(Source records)

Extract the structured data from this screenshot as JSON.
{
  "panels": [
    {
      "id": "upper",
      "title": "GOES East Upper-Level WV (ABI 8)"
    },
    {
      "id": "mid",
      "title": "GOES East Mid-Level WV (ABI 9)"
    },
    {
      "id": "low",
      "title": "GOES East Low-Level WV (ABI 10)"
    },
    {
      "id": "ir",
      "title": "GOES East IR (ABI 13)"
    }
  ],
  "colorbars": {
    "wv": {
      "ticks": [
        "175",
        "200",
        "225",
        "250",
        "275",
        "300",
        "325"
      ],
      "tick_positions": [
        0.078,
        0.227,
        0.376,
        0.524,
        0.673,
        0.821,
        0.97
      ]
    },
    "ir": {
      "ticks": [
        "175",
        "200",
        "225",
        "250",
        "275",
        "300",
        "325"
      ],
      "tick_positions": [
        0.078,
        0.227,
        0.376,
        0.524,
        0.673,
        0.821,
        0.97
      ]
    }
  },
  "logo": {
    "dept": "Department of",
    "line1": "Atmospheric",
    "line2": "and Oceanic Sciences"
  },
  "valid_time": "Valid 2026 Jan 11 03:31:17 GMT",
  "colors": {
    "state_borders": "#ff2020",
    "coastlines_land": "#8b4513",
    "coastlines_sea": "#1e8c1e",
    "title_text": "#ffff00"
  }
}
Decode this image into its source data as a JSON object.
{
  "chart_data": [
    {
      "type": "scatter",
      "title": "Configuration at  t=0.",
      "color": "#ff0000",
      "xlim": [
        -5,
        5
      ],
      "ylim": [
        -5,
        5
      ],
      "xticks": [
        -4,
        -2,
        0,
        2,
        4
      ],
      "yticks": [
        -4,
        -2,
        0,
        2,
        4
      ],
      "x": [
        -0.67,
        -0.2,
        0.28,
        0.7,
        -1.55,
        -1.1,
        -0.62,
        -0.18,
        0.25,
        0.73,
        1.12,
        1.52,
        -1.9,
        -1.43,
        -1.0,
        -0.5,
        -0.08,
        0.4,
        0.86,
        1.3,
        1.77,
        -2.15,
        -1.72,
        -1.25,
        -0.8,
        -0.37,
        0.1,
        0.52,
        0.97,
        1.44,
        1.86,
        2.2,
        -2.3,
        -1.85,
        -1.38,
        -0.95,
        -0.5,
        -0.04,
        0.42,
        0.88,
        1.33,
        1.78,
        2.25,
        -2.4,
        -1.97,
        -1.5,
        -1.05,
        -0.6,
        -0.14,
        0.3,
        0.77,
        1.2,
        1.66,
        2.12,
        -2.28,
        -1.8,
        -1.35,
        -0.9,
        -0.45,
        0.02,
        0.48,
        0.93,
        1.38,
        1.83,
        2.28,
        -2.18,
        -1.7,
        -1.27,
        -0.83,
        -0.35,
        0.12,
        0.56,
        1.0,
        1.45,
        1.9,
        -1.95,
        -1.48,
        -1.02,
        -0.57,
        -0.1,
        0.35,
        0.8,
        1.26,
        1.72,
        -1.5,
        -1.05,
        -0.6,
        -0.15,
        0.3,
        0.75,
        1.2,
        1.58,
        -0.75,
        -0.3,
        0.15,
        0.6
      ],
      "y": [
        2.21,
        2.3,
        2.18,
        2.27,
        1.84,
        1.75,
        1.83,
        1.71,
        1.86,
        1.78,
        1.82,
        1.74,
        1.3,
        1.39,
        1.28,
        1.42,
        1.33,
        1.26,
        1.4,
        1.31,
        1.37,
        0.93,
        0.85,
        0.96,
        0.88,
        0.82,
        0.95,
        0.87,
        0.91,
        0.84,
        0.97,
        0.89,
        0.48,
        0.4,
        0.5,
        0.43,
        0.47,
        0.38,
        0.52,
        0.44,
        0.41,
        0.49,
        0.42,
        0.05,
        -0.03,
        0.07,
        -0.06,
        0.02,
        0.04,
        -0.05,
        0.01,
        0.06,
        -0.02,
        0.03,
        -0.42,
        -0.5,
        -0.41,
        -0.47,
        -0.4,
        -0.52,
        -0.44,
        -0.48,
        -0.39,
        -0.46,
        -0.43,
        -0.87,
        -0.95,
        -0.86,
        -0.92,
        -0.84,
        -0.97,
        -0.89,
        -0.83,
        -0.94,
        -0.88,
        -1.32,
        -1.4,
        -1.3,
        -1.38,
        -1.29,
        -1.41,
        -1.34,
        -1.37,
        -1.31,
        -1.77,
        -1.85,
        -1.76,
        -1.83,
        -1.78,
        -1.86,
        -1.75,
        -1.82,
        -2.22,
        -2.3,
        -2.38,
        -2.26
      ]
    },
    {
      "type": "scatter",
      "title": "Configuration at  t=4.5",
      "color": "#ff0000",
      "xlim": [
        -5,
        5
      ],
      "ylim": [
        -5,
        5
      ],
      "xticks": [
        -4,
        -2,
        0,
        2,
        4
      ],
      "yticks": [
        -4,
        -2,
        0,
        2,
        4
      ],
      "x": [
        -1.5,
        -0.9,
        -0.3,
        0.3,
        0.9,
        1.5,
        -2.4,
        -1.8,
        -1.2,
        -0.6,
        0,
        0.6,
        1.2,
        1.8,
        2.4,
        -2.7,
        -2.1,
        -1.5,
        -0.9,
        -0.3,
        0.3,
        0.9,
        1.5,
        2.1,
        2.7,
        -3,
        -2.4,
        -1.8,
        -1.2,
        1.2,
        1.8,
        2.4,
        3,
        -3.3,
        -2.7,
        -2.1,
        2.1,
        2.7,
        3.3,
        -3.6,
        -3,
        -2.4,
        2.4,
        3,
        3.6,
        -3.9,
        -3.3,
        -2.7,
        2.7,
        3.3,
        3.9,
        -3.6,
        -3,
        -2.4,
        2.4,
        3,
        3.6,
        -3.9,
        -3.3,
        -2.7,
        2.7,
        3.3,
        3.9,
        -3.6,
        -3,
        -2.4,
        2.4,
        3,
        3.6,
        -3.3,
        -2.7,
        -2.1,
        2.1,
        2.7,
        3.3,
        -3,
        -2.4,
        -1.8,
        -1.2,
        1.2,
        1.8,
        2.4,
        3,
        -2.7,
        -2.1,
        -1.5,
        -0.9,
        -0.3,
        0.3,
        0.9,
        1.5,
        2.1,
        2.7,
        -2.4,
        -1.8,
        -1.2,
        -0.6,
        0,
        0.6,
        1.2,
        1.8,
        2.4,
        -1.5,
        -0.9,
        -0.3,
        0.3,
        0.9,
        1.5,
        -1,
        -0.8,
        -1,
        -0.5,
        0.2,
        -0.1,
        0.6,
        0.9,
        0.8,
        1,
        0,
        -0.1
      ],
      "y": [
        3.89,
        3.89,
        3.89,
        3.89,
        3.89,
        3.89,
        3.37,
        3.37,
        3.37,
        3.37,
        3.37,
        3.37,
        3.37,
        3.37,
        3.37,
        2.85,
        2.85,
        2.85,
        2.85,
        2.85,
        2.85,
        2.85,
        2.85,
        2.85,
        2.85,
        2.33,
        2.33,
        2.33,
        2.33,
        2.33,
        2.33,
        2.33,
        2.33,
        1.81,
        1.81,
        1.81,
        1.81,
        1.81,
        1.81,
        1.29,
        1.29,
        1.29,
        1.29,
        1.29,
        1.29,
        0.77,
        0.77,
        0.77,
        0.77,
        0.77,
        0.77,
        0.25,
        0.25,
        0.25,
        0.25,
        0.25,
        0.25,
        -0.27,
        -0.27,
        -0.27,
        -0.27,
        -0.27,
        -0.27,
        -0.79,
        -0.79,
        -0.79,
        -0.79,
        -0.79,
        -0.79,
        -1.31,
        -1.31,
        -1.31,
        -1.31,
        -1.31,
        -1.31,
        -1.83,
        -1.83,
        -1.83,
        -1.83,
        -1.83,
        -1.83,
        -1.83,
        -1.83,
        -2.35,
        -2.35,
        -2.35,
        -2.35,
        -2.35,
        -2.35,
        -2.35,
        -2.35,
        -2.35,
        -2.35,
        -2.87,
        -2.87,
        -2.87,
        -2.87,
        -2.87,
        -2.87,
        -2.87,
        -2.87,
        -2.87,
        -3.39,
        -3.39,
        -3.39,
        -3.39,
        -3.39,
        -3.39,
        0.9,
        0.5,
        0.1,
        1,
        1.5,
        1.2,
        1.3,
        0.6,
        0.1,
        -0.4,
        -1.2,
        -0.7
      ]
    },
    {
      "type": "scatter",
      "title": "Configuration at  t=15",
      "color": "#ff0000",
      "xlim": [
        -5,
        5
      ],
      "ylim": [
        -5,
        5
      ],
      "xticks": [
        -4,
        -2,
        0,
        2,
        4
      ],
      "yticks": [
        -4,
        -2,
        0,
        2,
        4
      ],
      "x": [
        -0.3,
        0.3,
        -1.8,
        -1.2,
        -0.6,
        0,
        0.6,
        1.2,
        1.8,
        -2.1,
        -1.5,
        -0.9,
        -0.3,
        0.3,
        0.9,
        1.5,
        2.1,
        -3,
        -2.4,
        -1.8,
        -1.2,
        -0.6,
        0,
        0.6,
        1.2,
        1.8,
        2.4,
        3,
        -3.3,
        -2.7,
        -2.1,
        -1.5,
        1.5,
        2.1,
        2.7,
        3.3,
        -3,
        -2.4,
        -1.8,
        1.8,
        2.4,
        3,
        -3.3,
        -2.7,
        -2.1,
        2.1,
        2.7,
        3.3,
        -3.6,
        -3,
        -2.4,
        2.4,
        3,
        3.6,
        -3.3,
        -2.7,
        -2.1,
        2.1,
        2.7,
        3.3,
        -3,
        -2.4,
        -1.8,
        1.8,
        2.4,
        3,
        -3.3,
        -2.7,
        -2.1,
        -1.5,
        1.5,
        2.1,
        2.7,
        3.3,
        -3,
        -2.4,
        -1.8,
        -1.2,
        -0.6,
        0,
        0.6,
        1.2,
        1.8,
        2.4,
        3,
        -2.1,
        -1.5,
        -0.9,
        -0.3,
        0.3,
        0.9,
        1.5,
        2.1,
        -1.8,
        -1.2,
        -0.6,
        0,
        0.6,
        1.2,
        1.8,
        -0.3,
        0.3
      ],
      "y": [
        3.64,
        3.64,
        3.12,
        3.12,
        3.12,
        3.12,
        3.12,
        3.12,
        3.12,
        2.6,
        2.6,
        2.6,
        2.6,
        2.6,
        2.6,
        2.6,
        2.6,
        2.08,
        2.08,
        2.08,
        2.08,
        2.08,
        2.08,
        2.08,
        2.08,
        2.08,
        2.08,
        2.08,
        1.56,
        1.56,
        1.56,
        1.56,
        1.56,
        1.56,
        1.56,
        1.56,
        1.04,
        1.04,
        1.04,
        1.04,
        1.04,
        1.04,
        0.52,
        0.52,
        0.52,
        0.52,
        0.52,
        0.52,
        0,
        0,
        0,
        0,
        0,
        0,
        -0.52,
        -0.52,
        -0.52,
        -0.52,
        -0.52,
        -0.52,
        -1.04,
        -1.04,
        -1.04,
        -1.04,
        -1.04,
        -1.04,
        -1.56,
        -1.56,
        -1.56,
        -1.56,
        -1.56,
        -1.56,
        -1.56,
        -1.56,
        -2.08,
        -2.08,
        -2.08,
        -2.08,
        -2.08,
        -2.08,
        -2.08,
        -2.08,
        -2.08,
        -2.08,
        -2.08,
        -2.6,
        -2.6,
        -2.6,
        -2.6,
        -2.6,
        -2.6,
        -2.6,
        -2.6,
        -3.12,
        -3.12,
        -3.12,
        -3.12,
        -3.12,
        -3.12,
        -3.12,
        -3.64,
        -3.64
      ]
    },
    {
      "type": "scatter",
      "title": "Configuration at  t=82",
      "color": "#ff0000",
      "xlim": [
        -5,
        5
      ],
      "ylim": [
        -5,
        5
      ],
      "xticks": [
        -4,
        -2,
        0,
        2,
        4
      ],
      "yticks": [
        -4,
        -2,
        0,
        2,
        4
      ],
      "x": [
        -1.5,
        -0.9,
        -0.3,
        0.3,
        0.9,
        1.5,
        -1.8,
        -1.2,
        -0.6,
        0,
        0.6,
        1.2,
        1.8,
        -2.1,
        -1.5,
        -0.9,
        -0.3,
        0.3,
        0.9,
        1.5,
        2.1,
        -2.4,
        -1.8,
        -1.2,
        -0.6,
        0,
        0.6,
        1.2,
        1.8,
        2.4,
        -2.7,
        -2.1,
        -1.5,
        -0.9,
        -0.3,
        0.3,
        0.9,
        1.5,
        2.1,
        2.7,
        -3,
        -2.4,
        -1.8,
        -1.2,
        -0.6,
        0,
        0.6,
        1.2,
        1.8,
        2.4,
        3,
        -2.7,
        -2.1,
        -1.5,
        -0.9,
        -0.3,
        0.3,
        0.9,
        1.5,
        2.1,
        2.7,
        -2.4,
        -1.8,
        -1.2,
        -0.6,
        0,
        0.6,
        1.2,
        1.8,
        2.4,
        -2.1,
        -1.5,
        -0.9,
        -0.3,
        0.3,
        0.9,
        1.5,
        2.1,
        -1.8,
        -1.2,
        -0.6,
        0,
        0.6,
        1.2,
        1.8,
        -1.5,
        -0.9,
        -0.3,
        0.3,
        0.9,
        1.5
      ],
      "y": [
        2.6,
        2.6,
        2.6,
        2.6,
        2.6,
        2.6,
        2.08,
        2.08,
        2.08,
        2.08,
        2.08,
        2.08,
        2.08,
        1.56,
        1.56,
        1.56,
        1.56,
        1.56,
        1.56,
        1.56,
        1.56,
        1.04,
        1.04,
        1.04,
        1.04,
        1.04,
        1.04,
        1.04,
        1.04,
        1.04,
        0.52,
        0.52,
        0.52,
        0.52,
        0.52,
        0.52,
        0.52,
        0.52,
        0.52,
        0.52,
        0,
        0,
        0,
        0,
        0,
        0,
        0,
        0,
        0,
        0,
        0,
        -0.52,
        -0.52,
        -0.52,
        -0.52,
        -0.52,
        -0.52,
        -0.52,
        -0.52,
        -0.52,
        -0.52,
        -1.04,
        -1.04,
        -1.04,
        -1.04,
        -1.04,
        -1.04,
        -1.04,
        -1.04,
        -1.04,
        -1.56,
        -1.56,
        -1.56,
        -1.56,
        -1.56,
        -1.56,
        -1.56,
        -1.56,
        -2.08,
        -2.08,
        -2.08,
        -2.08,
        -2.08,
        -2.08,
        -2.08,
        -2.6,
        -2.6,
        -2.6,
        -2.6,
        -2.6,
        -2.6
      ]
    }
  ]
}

> Objective: Where a line of the data holds "JSON", show that line.

> Expected answer:
Extract the structured data from this screenshot as JSON.
Decode this image into its source data as a JSON object.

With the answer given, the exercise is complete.